··· DATASET RECORDS

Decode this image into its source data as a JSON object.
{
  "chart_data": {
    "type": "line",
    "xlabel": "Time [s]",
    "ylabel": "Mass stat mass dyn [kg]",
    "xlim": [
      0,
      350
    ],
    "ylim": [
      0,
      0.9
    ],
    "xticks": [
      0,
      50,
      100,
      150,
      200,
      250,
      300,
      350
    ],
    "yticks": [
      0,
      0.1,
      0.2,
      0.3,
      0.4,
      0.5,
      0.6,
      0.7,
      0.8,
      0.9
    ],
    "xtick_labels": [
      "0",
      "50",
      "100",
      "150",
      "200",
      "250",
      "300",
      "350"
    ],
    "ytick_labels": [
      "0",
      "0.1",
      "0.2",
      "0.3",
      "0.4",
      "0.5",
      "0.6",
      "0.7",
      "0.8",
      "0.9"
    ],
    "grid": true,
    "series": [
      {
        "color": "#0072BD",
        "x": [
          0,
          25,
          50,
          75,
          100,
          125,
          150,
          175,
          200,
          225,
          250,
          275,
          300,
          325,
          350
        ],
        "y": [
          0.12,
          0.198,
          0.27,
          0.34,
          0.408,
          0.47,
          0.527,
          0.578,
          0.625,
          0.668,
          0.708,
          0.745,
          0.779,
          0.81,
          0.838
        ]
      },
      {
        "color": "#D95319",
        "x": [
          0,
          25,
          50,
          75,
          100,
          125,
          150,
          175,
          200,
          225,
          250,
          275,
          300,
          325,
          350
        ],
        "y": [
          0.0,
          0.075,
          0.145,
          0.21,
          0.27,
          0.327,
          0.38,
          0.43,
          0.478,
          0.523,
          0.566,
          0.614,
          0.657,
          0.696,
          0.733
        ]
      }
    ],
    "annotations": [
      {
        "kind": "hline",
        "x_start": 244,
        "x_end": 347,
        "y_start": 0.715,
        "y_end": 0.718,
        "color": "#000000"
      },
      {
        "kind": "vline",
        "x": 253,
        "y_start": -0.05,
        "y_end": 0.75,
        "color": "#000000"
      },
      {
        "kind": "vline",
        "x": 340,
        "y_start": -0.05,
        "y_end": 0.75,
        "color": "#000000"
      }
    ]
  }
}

······

▸ **WHAT IS EXPECTED**:
Extract the data in full. Keep it word for word.

▸ **WRITTEN REPLY**:
Decode this image into its source data as a JSON object.
{
  "chart_data": {
    "type": "line",
    "xlabel": "Time [s]",
    "ylabel": "Mass stat mass dyn [kg]",
    "xlim": [
      0,
      350
    ],
    "ylim": [
      0,
      0.9
    ],
    "xticks": [
      0,
      50,
      100,
      150,
      200,
      250,
      300,
      350
    ],
    "yticks": [
      0,
      0.1,
      0.2,
      0.3,
      0.4,
      0.5,
      0.6,
      0.7,
      0.8,
      0.9
    ],
    "xtick_labels": [
      "0",
      "50",
      "100",
      "150",
      "200",
      "250",
      "300",
      "350"
    ],
    "ytick_labels": [
      "0",
      "0.1",
      "0.2",
      "0.3",
      "0.4",
      "0.5",
      "0.6",
      "0.7",
      "0.8",
      "0.9"
    ],
    "grid": true,
    "series": [
      {
        "color": "#0072BD",
        "x": [
          0,
          25,
          50,
          75,
          100,
          125,
          150,
          175,
          200,
          225,
          250,
          275,
          300,
          325,
          350
        ],
        "y": [
          0.12,
          0.198,
          0.27,
          0.34,
          0.408,
          0.47,
          0.527,
          0.578,
          0.625,
          0.668,
          0.708,
          0.745,
          0.779,
          0.81,
          0.838
        ]
      },
      {
        "color": "#D95319",
        "x": [
          0,
          25,
          50,
          75,
          100,
          125,
          150,
          175,
          200,
          225,
          250,
          275,
          300,
          325,
          350
        ],
        "y": [
          0.0,
          0.075,
          0.145,
          0.21,
          0.27,
          0.327,
          0.38,
          0.43,
          0.478,
          0.523,
          0.566,
          0.614,
          0.657,
          0.696,
          0.733
        ]
      }
    ],
    "annotations": [
      {
        "kind": "hline",
        "x_start": 244,
        "x_end": 347,
        "y_start": 0.715,
        "y_end": 0.718,
        "color": "#000000"
      },
      {
        "kind": "vline",
        "x": 253,
        "y_start": -0.05,
        "y_end": 0.75,
        "color": "#000000"
      },
      {
        "kind": "vline",
        "x": 340,
        "y_start": -0.05,
        "y_end": 0.75,
        "color": "#000000"
      }
    ]
  }
}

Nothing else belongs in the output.